## WRITTEN REQUEST
In the listing that follows, count each line where the word "организма" appears; write nothing but the count.

(Data items)

·····

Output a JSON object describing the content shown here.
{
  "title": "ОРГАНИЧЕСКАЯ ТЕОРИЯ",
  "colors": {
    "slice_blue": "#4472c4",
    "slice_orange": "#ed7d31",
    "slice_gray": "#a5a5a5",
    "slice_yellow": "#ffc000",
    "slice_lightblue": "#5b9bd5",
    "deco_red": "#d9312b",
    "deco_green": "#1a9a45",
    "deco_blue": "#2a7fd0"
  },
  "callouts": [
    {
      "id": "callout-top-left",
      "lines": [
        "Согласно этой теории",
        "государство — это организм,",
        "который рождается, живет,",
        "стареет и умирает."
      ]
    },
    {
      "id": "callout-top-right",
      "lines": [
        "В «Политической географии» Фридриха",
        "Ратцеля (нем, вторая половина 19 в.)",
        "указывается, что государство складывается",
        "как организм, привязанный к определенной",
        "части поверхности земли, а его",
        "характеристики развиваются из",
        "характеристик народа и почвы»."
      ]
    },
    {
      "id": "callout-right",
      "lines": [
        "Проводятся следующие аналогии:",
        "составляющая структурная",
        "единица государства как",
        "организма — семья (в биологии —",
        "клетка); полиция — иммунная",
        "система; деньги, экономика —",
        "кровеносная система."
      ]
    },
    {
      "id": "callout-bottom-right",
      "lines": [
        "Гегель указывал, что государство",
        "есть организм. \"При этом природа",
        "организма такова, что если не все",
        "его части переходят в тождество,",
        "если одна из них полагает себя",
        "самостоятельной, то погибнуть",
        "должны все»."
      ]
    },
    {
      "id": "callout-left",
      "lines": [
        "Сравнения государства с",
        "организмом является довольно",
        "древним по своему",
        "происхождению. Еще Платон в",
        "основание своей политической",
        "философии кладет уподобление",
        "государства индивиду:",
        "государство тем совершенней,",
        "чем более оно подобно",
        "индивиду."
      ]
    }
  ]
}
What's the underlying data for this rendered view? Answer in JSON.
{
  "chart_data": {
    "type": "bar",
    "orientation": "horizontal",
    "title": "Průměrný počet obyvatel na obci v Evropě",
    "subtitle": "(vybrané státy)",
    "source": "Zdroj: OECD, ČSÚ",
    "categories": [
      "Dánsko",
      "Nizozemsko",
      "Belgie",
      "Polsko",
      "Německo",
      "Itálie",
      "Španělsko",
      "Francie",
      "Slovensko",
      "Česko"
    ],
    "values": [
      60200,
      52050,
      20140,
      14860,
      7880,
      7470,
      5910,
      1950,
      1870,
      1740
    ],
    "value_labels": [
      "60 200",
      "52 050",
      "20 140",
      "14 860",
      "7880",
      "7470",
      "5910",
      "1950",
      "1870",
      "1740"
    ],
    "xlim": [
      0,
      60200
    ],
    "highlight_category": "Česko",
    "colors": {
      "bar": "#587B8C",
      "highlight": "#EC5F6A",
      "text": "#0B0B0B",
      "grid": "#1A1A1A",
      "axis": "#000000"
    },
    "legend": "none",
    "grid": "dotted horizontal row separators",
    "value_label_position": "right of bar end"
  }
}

·····

## EXERCISE OUTPUT
2